**What needs to be done**
Copy every line of the following data that includes the string "years".

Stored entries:
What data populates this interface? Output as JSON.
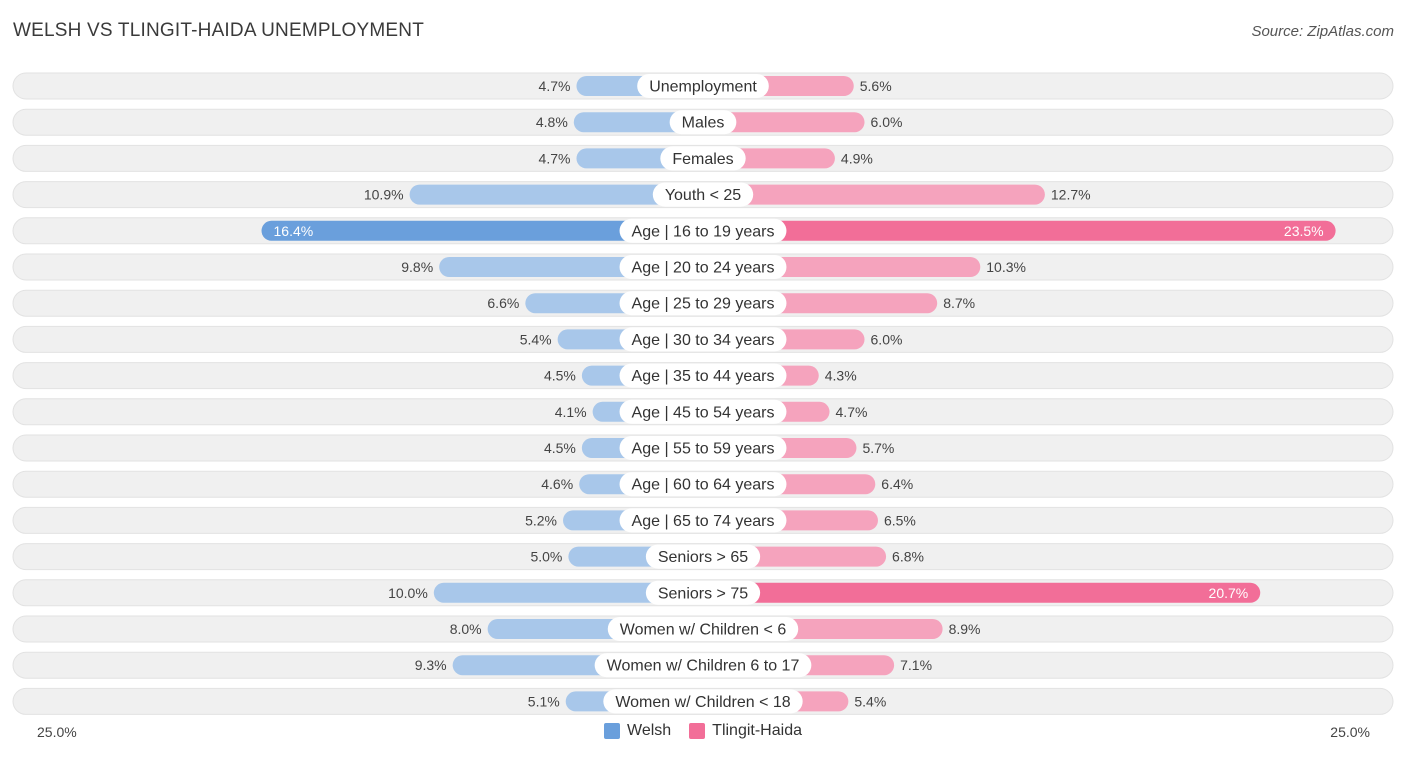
{
  "title": "WELSH VS TLINGIT-HAIDA UNEMPLOYMENT",
  "source": "Source: ZipAtlas.com",
  "colors": {
    "welsh": "#6a9fdc",
    "welsh_light": "#a8c7ea",
    "tlingit": "#f26e98",
    "tlingit_light": "#f5a3bd",
    "row_bg": "#f0f0f0"
  },
  "axis": {
    "left_label": "25.0%",
    "right_label": "25.0%"
  },
  "legend": {
    "welsh": "Welsh",
    "tlingit": "Tlingit-Haida"
  },
  "chart_data": {
    "type": "bar",
    "orientation": "horizontal-diverging",
    "title": "WELSH VS TLINGIT-HAIDA UNEMPLOYMENT",
    "xlim": [
      0,
      25
    ],
    "categories": [
      "Unemployment",
      "Males",
      "Females",
      "Youth < 25",
      "Age | 16 to 19 years",
      "Age | 20 to 24 years",
      "Age | 25 to 29 years",
      "Age | 30 to 34 years",
      "Age | 35 to 44 years",
      "Age | 45 to 54 years",
      "Age | 55 to 59 years",
      "Age | 60 to 64 years",
      "Age | 65 to 74 years",
      "Seniors > 65",
      "Seniors > 75",
      "Women w/ Children < 6",
      "Women w/ Children 6 to 17",
      "Women w/ Children < 18"
    ],
    "series": [
      {
        "name": "Welsh",
        "values": [
          4.7,
          4.8,
          4.7,
          10.9,
          16.4,
          9.8,
          6.6,
          5.4,
          4.5,
          4.1,
          4.5,
          4.6,
          5.2,
          5.0,
          10.0,
          8.0,
          9.3,
          5.1
        ],
        "labels": [
          "4.7%",
          "4.8%",
          "4.7%",
          "10.9%",
          "16.4%",
          "9.8%",
          "6.6%",
          "5.4%",
          "4.5%",
          "4.1%",
          "4.5%",
          "4.6%",
          "5.2%",
          "5.0%",
          "10.0%",
          "8.0%",
          "9.3%",
          "5.1%"
        ]
      },
      {
        "name": "Tlingit-Haida",
        "values": [
          5.6,
          6.0,
          4.9,
          12.7,
          23.5,
          10.3,
          8.7,
          6.0,
          4.3,
          4.7,
          5.7,
          6.4,
          6.5,
          6.8,
          20.7,
          8.9,
          7.1,
          5.4
        ],
        "labels": [
          "5.6%",
          "6.0%",
          "4.9%",
          "12.7%",
          "23.5%",
          "10.3%",
          "8.7%",
          "6.0%",
          "4.3%",
          "4.7%",
          "5.7%",
          "6.4%",
          "6.5%",
          "6.8%",
          "20.7%",
          "8.9%",
          "7.1%",
          "5.4%"
        ]
      }
    ],
    "legend_position": "bottom-center"
  }
}
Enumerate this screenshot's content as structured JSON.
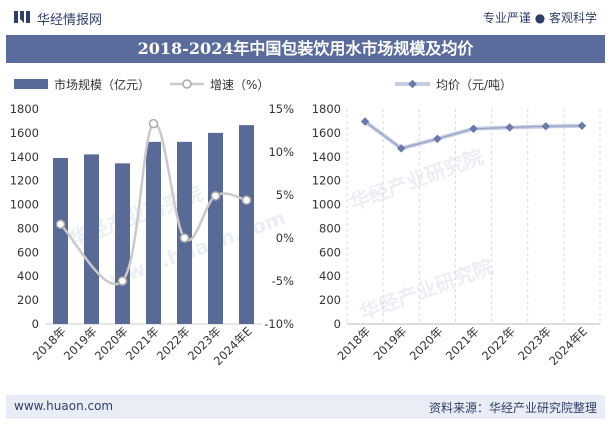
{
  "header": {
    "brand": "华经情报网",
    "slogan": "专业严谨 ● 客观科学"
  },
  "title": "2018-2024年中国包装饮用水市场规模及均价",
  "footer": {
    "url": "www.huaon.com",
    "source": "资料来源：华经产业研究院整理"
  },
  "colors": {
    "bar": "#5a6a96",
    "growth_line": "#c9c9c9",
    "price_line": "#c5cde3",
    "title_bg": "#5a6c9c"
  },
  "chart_data": [
    {
      "type": "bar",
      "categories": [
        "2018年",
        "2019年",
        "2020年",
        "2021年",
        "2022年",
        "2023年",
        "2024年E"
      ],
      "series": [
        {
          "name": "市场规模（亿元）",
          "type": "bar",
          "axis": "left",
          "values": [
            1390,
            1420,
            1345,
            1525,
            1525,
            1600,
            1665
          ]
        },
        {
          "name": "增速（%）",
          "type": "line",
          "axis": "right",
          "values": [
            1.6,
            null,
            -5,
            13.3,
            0,
            4.9,
            4.4
          ]
        }
      ],
      "ylim_left": [
        0,
        1800
      ],
      "yticks_left": [
        "0",
        "200",
        "400",
        "600",
        "800",
        "1000",
        "1200",
        "1400",
        "1600",
        "1800"
      ],
      "ylim_right": [
        -10,
        15
      ],
      "yticks_right": [
        "-10%",
        "-5%",
        "0%",
        "5%",
        "10%",
        "15%"
      ],
      "legend": "top"
    },
    {
      "type": "line",
      "categories": [
        "2018年",
        "2019年",
        "2020年",
        "2021年",
        "2022年",
        "2023年",
        "2024年E"
      ],
      "series": [
        {
          "name": "均价（元/吨）",
          "values": [
            1695,
            1470,
            1550,
            1635,
            1645,
            1655,
            1660
          ]
        }
      ],
      "ylim": [
        0,
        1800
      ],
      "yticks": [
        "0",
        "200",
        "400",
        "600",
        "800",
        "1000",
        "1200",
        "1400",
        "1600",
        "1800"
      ],
      "legend": "top"
    }
  ]
}
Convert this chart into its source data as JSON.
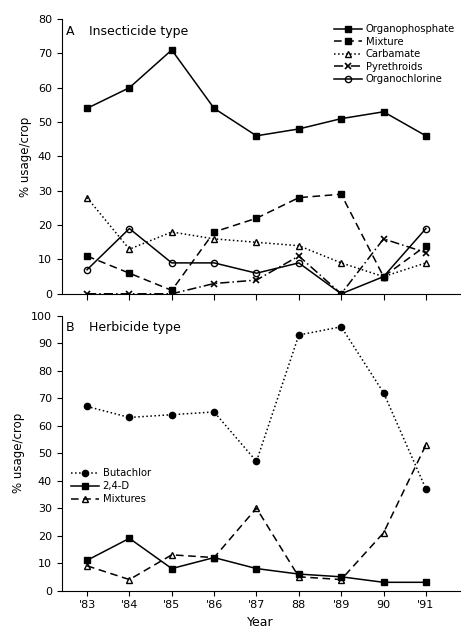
{
  "years": [
    1983,
    1984,
    1985,
    1986,
    1987,
    1988,
    1989,
    1990,
    1991
  ],
  "year_labels": [
    "'83",
    "'84",
    "'85",
    "'86",
    "'87",
    "88",
    "'89",
    "90",
    "'91"
  ],
  "insecticide_data": {
    "Organophosphate": [
      54,
      60,
      71,
      54,
      46,
      48,
      51,
      53,
      46
    ],
    "Mixture": [
      11,
      6,
      1,
      18,
      22,
      28,
      29,
      5,
      14
    ],
    "Carbamate": [
      28,
      13,
      18,
      16,
      15,
      14,
      9,
      5,
      9
    ],
    "Pyrethroids": [
      0,
      0,
      0,
      3,
      4,
      11,
      0,
      16,
      12
    ],
    "Organochlorine": [
      7,
      19,
      9,
      9,
      6,
      9,
      0,
      5,
      19
    ]
  },
  "herbicide_data": {
    "Butachlor": [
      67,
      63,
      64,
      65,
      47,
      93,
      96,
      72,
      37
    ],
    "2,4-D": [
      11,
      19,
      8,
      12,
      8,
      6,
      5,
      3,
      3
    ],
    "Mixtures": [
      9,
      4,
      13,
      12,
      30,
      5,
      4,
      21,
      53
    ]
  },
  "panel_A_label": "A",
  "panel_A_title": "Insecticide type",
  "panel_B_label": "B",
  "panel_B_title": "Herbicide type",
  "ylabel": "% usage/crop",
  "xlabel": "Year",
  "insecticide_ylim": [
    0,
    80
  ],
  "herbicide_ylim": [
    0,
    100
  ],
  "insecticide_yticks": [
    0,
    10,
    20,
    30,
    40,
    50,
    60,
    70,
    80
  ],
  "herbicide_yticks": [
    0,
    10,
    20,
    30,
    40,
    50,
    60,
    70,
    80,
    90,
    100
  ]
}
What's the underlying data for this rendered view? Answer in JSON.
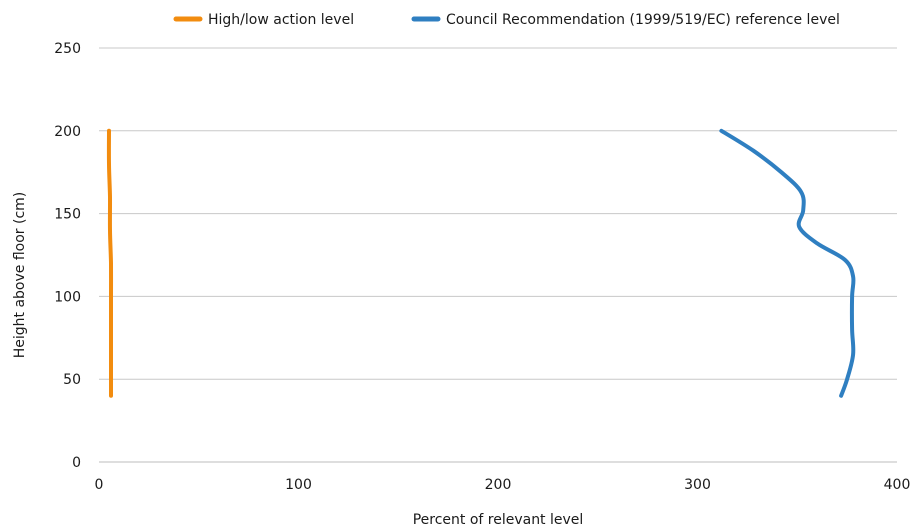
{
  "chart_data": {
    "type": "line",
    "xlabel": "Percent of relevant level",
    "ylabel": "Height above floor (cm)",
    "xlim": [
      0,
      400
    ],
    "ylim": [
      0,
      250
    ],
    "xticks": [
      0,
      100,
      200,
      300,
      400
    ],
    "yticks": [
      0,
      50,
      100,
      150,
      200,
      250
    ],
    "xtick_labels": [
      "0",
      "100",
      "200",
      "300",
      "400"
    ],
    "ytick_labels": [
      "0",
      "50",
      "100",
      "150",
      "200",
      "250"
    ],
    "grid": "horizontal",
    "legend_position": "top",
    "series": [
      {
        "name": "High/low action level",
        "color": "#f28c0f",
        "points": [
          [
            6,
            40
          ],
          [
            6,
            60
          ],
          [
            6,
            80
          ],
          [
            6,
            100
          ],
          [
            6,
            120
          ],
          [
            5.5,
            140
          ],
          [
            5.5,
            160
          ],
          [
            5,
            180
          ],
          [
            5,
            200
          ]
        ]
      },
      {
        "name": "Council Recommendation (1999/519/EC) reference level",
        "color": "#2f7fc1",
        "points": [
          [
            372,
            40
          ],
          [
            375,
            50
          ],
          [
            378,
            65
          ],
          [
            377.5,
            80
          ],
          [
            377.5,
            100
          ],
          [
            378,
            112
          ],
          [
            374,
            122
          ],
          [
            360,
            132
          ],
          [
            351,
            142
          ],
          [
            353,
            152
          ],
          [
            352,
            163
          ],
          [
            342,
            175
          ],
          [
            328,
            188
          ],
          [
            312,
            200
          ]
        ]
      }
    ]
  }
}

**Output of the task**
      "Age | 16 to 19 years",
      "Age | 20 to 24 years",
      "Age | 25 to 29 years",
      "Age | 30 to 34 years",
      "Age | 35 to 44 years",
      "Age | 45 to 54 years",
      "Age | 55 to 59 years",
      "Age | 60 to 64 years",
      "Age | 65 to 74 years",
  "years": [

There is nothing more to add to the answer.